Task requirements:
Where a line contains the string "personal", copy that line.

Part of a data file

..............................

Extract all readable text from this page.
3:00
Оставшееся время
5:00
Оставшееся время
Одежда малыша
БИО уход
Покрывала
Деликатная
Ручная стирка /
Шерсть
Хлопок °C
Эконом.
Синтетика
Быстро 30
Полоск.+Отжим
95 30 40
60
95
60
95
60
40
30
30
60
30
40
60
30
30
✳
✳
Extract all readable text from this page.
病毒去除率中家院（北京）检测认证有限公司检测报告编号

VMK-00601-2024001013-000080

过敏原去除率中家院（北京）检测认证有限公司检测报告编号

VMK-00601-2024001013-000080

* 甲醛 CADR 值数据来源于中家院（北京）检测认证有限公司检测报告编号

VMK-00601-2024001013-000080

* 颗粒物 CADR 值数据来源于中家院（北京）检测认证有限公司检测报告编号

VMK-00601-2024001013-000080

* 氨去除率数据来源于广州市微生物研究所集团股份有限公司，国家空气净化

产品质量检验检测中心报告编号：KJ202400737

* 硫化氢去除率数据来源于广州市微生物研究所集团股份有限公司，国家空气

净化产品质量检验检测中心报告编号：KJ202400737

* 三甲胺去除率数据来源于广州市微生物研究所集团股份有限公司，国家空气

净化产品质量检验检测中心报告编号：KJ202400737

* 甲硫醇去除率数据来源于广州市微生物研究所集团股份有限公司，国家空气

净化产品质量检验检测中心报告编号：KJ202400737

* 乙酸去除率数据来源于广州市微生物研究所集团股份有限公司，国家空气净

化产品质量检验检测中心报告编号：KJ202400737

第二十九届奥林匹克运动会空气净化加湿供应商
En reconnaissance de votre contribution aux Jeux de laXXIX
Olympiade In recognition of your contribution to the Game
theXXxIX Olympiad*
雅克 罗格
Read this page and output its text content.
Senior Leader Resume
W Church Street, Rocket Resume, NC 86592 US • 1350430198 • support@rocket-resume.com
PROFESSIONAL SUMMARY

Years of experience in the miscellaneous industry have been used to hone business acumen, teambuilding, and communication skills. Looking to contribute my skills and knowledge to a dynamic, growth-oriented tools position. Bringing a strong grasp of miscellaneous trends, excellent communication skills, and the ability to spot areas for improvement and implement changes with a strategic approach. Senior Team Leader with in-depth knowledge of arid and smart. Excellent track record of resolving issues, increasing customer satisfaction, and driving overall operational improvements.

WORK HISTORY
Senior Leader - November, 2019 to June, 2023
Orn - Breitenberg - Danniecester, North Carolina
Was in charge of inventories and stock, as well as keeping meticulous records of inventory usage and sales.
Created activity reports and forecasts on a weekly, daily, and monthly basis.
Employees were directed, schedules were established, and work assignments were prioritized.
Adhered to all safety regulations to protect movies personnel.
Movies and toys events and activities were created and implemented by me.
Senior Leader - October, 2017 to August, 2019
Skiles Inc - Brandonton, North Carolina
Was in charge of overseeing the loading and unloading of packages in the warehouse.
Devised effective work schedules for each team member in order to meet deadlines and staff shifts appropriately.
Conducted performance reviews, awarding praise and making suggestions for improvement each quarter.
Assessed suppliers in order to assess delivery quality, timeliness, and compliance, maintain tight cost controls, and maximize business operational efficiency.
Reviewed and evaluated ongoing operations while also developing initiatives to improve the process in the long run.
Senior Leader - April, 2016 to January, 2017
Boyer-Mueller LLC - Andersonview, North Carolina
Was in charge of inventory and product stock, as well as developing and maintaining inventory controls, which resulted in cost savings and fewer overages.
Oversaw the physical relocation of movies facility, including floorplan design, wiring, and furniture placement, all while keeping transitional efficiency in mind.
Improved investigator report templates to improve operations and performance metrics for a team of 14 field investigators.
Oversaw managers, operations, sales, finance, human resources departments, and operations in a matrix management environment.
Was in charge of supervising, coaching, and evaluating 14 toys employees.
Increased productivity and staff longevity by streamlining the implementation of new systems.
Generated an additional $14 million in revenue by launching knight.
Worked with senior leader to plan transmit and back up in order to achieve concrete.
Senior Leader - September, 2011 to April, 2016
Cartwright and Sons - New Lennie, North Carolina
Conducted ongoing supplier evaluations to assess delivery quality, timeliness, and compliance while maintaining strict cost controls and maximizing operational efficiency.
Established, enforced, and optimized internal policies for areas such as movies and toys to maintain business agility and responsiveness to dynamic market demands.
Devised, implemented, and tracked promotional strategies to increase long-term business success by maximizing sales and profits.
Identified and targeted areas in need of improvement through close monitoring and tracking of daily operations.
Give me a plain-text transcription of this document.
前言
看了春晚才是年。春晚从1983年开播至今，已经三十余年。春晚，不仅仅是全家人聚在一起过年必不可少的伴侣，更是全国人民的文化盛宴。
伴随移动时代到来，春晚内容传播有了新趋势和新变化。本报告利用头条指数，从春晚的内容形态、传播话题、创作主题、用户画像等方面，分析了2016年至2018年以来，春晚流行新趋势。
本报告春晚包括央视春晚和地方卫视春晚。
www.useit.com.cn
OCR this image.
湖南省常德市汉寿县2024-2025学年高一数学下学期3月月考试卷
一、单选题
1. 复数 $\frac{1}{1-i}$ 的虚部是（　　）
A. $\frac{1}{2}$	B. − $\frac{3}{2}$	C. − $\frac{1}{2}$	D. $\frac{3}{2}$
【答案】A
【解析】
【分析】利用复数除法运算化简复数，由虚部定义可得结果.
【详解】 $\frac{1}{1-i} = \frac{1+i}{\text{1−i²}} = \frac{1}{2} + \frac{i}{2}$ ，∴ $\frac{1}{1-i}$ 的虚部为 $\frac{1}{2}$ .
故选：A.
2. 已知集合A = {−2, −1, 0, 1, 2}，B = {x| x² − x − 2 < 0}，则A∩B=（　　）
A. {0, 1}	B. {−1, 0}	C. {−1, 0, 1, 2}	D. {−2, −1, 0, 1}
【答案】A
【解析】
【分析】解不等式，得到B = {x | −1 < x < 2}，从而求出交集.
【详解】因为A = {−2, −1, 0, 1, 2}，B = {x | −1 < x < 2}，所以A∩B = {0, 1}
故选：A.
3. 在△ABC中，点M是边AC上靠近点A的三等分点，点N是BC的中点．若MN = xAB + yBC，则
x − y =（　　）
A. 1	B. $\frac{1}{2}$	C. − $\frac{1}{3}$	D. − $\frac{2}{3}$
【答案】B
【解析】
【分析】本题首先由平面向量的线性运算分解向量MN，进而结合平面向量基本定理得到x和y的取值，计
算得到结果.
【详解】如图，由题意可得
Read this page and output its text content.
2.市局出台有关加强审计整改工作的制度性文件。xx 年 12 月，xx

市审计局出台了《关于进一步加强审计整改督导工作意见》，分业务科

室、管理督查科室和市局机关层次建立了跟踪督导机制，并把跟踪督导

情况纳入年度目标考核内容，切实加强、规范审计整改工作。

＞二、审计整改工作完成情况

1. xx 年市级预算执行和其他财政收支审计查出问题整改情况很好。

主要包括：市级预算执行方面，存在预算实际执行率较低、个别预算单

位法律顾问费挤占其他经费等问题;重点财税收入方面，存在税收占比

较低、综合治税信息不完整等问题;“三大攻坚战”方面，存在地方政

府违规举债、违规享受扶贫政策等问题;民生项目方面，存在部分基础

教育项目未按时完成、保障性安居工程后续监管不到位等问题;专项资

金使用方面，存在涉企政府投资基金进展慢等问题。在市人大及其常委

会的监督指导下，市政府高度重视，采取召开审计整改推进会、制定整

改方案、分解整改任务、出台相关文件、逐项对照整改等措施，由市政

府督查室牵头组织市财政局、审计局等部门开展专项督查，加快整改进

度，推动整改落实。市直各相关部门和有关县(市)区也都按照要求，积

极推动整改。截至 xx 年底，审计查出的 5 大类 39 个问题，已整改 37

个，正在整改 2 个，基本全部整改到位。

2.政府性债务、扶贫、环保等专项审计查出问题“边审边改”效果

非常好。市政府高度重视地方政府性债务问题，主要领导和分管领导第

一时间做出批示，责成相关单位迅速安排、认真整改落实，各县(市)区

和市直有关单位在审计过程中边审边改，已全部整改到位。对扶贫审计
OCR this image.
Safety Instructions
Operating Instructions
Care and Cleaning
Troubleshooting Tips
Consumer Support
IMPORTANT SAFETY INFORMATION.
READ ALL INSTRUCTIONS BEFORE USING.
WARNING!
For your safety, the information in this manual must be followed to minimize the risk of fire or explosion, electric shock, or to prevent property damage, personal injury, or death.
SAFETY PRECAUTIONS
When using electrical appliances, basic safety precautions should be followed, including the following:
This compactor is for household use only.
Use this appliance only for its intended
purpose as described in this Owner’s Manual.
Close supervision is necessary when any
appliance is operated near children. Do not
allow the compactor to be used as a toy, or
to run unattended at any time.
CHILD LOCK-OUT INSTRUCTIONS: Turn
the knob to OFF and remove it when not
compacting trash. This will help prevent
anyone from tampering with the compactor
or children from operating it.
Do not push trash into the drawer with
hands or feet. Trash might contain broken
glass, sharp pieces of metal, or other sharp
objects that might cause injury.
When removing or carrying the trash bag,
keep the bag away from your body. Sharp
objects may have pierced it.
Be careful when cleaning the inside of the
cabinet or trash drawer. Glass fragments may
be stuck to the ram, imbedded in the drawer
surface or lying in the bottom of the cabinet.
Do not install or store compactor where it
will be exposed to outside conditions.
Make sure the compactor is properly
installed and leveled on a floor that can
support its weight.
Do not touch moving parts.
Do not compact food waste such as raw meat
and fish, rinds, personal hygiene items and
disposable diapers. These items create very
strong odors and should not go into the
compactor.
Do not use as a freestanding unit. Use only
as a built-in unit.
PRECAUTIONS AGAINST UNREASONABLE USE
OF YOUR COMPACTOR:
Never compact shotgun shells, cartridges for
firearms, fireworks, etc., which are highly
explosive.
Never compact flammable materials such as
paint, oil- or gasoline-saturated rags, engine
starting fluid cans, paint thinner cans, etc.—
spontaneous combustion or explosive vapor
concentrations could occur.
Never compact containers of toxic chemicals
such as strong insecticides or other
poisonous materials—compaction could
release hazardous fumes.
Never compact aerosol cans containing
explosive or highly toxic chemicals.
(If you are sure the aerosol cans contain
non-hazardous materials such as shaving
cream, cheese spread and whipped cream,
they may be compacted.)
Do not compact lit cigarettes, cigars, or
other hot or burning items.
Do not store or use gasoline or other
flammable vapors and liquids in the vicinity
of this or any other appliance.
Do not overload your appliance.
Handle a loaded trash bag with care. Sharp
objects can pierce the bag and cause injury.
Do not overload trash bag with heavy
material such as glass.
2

..............................

Task solution:
For your safety, the information in this manual must be followed to minimize the risk of fire or explosion, electric shock, or to prevent property damage, personal injury, or death.
and fish, rinds, personal hygiene items and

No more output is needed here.